Objectives:
A - In the personal essay, how old was the writer's father when he died?
B - Carry on the personal essay from its last sentence, keeping its reflective first-person voice.

Source text:
|---|

Most of those men were younger than my sons are now--my youngest on the verge of his 24th birthday, later this month.

My mother would have turned 91 last week. My father died, after a long, long struggle, the day after my son's birthday. He was 94.

When I was young, I assumed the rather practical mindset that when people get old you must expect them to die. Well, of course. We will all die. The more days we have lived past say, eighty or ninety, every day is a grace, unearned, after all, because in the history of humanity, the odds were not in favor of such extended years. Both my grandmothers died when I was in elementary school, each of them    around 79 years old. Sad, of course, but I didn't know them very well. One, because I'm not sure she even knew my name and seemed to focus all of her attention on my oldest brother, something I accepted without fuss.
My other grandmother had been in some degree of senility as long as I could remember, and I am pretty sure she had no idea what my name was, either. Again, I didn't take it personally.

After all, I was in the middle numbers of their grandchildren, my parents and aunts and uncles contributed their fair share of babies to the post-war boom. When you are a middle child in such a crowd, you learn to not take much personally.

|---|

Region annotation records
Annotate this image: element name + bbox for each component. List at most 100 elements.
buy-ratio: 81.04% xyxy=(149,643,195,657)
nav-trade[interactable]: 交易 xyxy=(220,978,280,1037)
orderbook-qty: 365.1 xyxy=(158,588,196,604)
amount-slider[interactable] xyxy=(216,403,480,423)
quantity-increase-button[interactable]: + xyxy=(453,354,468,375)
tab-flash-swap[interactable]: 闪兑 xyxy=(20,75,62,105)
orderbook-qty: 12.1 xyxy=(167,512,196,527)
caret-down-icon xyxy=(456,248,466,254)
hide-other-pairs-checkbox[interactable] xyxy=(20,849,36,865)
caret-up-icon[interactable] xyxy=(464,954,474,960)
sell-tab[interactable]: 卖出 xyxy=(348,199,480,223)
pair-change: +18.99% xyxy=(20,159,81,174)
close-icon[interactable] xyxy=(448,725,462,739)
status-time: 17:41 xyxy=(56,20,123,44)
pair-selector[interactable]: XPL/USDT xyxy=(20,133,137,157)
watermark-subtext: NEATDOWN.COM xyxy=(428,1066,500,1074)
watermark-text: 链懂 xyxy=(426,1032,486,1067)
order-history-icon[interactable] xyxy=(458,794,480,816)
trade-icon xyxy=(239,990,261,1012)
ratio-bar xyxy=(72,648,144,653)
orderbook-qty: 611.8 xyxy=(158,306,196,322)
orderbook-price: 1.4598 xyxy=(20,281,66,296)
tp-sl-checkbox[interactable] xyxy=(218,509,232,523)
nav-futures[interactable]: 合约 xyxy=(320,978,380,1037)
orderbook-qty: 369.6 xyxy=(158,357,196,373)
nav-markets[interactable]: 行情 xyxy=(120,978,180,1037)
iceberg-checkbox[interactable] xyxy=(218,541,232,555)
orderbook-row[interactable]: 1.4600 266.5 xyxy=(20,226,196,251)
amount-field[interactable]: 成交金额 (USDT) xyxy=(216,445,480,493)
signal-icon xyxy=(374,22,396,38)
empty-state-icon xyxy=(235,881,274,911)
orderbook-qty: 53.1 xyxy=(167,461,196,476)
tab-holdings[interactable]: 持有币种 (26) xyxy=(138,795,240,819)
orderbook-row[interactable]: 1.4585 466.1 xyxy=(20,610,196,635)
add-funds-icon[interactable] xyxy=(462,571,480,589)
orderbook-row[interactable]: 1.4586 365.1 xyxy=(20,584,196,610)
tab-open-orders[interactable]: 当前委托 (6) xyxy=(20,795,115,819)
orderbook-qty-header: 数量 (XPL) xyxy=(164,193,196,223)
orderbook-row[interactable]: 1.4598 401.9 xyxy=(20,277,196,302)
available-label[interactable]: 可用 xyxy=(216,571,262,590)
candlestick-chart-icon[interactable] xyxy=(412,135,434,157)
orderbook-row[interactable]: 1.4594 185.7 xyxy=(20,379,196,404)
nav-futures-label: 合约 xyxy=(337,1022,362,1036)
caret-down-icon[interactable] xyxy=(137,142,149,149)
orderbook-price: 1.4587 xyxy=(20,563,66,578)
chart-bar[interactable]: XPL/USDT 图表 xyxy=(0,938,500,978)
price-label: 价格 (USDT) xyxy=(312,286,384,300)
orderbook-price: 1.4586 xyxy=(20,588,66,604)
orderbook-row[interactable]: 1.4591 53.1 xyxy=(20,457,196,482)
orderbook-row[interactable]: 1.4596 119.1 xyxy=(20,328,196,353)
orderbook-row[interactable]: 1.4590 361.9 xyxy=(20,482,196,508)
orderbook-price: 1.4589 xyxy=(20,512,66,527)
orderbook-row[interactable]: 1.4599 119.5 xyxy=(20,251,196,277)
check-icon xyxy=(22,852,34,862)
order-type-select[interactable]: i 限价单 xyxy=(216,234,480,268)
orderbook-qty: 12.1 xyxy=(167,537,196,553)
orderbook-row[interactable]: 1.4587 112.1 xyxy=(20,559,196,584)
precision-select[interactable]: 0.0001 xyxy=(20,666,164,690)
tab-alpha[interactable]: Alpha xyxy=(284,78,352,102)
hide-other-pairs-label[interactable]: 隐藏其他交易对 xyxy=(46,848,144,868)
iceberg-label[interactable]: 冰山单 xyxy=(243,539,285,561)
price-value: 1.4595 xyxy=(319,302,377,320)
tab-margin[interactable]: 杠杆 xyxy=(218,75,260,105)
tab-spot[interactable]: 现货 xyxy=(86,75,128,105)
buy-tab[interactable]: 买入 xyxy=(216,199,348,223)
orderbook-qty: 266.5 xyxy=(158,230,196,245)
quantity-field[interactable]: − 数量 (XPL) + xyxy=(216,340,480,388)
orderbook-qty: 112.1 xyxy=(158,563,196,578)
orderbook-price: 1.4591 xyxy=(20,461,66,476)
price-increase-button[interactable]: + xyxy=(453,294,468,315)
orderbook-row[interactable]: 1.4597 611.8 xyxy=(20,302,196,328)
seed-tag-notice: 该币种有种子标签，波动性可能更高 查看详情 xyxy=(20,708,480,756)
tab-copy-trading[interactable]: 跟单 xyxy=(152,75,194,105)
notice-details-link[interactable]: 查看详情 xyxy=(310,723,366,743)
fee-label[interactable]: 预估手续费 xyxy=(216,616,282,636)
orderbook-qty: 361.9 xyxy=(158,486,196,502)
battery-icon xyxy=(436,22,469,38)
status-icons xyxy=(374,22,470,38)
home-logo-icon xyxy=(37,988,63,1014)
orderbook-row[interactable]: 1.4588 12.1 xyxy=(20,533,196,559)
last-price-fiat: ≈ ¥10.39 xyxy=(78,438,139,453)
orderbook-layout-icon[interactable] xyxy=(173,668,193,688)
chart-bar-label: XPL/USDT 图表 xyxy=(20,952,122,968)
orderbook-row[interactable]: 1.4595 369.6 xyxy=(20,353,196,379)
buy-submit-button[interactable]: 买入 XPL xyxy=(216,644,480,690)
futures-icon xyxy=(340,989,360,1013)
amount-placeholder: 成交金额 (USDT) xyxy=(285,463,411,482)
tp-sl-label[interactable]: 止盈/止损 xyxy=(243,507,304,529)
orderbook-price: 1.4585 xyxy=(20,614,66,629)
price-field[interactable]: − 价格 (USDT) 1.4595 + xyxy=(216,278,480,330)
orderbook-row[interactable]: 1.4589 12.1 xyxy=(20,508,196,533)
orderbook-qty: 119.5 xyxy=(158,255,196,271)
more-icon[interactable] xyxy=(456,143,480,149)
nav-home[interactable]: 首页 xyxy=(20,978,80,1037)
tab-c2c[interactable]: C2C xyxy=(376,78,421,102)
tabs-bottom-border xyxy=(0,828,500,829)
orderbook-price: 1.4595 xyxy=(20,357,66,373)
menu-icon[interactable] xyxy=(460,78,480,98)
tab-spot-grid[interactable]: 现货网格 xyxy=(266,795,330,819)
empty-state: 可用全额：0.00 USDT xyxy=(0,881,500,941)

|---|

Answers for this exercise:
A - He was 94.

B -
And, of course, there was the news. I was in the first grade when JFK was killed. In some ways, the years telescoped with the assassinations of Martin Luther King and then Bobby Kennedy. We were a news family, so our background noise was the rolling list of casualties every night peppered with a Walter Cronkite reporting from the jungle and young men my brothers age coming home in body bags. And, of course, the Civil Rights movement and the violence that accompanied that moved closer and closer to home.

I grew up in the bounds of New York City and we learned, as a matter of course, as part of the culture, that as carefree as our childhoods were, and we were very blessed, there was always danger, always, at any moment, something could erupt, and often did. We each had our armor, invisible, perhaps, but I know mine would be activated at any hint of danger. How else could one survive?

Last year I gave a eulogy at my father's funeral. He had been in WWII like almost every man of his generation. He landed in Marseilles in December of 1944, then sent north on a cattle car to the Ardennes, a group of virgin warriors pitted against a seasoned set of SS Troops who grew up in mountains and handled the depths of snow with ease. Most of the GIs were killed. My father survived, was promoted for heroism, then sent to Les Vosges, where his history would be marked, degrees deeper than it had already been witnessing the deaths of his friends.  

In March of 1945, just weeks before the war was to finally end, Dad was shot, several times. Life threatening, life changing. It is amazing he survived. Head, shoulder, back. 

His men said, 'we saw who shot you. We're going to get him.'  Now, there he was, bleeding out, probably dying and he forbade them to kill the young German. "Don't, do it", he commanded.

Later, when we asked about this, six children around the dinner table, after my mother told us this story (he did not talk of war, unless asked directly, and that was rare) his reply struck me, has stayed with me. "I thought of my own mother, home, worrying, praying the Rosary for me. I knew this kid's mother was doing the same."

Well, of course.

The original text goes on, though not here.